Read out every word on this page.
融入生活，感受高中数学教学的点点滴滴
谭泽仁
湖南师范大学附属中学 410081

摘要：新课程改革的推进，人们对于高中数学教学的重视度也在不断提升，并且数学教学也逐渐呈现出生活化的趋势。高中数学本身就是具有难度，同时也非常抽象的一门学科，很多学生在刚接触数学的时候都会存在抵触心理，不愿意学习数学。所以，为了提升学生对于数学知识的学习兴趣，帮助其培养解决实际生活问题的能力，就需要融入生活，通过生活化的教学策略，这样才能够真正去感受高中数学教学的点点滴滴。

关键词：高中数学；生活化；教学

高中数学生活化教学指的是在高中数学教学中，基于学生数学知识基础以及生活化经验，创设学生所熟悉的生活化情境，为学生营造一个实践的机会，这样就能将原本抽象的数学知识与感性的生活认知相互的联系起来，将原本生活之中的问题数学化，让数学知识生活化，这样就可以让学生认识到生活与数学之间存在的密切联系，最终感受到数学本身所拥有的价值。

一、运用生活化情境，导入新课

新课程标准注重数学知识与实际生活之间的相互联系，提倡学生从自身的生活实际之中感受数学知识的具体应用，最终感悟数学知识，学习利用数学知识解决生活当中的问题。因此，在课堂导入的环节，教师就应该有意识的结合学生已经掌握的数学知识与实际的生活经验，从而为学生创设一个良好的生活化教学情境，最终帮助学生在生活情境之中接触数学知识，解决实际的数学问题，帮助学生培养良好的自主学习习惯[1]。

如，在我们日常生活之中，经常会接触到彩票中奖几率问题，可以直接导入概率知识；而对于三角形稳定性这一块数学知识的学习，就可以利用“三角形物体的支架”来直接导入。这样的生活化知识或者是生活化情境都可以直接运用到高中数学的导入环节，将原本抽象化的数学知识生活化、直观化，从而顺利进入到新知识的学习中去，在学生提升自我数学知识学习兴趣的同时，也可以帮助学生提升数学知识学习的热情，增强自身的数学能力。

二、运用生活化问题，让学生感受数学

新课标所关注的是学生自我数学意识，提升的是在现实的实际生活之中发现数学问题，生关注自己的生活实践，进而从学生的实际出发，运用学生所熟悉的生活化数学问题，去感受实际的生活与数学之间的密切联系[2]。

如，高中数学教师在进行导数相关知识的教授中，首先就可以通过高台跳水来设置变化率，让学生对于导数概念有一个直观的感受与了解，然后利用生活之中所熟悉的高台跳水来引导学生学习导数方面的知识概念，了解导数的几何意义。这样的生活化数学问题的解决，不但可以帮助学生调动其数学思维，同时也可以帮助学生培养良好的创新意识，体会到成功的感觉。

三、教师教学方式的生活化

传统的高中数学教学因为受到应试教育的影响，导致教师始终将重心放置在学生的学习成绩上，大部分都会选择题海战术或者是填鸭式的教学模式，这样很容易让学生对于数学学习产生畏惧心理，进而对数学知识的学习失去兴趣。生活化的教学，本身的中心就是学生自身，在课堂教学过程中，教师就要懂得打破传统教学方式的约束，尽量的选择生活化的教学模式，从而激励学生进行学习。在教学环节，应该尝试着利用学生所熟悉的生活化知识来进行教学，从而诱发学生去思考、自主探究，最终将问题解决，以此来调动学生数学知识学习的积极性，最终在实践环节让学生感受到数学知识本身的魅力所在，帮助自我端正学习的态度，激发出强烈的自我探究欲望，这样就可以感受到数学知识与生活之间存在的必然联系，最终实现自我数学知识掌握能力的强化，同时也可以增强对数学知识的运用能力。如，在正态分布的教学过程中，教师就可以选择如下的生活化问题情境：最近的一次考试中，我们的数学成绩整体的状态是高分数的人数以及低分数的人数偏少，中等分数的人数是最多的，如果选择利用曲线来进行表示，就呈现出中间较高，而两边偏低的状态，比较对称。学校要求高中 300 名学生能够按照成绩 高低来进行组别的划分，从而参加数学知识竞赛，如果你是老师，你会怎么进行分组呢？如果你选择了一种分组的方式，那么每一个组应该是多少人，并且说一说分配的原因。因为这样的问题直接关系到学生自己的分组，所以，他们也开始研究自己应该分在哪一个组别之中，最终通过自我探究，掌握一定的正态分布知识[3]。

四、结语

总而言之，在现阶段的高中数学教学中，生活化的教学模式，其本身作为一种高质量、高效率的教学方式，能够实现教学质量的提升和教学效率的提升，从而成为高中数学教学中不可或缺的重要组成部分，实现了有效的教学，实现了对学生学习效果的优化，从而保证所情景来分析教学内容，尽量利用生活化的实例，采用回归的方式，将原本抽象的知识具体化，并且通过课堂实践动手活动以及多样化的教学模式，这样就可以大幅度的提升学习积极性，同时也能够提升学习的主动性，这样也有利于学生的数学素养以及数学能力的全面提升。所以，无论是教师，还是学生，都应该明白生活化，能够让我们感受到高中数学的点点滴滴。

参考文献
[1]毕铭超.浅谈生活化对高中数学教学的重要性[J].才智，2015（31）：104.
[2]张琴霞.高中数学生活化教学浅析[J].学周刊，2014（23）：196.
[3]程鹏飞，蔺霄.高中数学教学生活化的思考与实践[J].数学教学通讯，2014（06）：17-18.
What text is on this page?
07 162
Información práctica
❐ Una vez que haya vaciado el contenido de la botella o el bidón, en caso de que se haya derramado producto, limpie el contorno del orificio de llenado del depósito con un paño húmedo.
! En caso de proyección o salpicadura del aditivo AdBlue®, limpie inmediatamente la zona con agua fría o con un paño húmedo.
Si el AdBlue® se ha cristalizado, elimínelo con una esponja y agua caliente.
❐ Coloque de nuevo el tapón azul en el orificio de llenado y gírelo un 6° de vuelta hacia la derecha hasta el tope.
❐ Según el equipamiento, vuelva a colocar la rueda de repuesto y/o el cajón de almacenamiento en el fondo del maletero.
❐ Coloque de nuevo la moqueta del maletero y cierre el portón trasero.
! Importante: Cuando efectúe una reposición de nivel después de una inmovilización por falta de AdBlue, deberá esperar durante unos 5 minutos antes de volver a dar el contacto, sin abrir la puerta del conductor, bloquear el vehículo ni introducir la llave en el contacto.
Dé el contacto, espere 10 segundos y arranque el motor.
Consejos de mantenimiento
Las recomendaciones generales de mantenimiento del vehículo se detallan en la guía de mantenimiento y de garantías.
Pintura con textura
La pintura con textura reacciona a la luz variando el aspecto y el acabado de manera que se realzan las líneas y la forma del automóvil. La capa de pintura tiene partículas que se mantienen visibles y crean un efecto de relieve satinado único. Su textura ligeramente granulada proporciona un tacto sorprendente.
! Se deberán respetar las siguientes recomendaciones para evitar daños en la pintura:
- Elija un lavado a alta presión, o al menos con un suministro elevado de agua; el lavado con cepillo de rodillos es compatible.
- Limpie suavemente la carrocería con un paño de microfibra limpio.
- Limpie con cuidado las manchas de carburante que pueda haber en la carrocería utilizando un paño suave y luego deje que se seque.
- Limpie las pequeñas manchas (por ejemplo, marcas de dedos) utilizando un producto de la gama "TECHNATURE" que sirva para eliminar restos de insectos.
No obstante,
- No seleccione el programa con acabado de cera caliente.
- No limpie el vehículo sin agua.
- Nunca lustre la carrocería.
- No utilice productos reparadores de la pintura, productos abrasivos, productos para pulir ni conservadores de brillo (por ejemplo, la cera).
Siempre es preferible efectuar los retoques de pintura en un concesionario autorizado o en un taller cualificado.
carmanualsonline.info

────────────────────────────────────────

§ Exercise:
Within the entries above, work out how many lines contain the word "utilizando". The number alone is the answer.

§ Reply:
2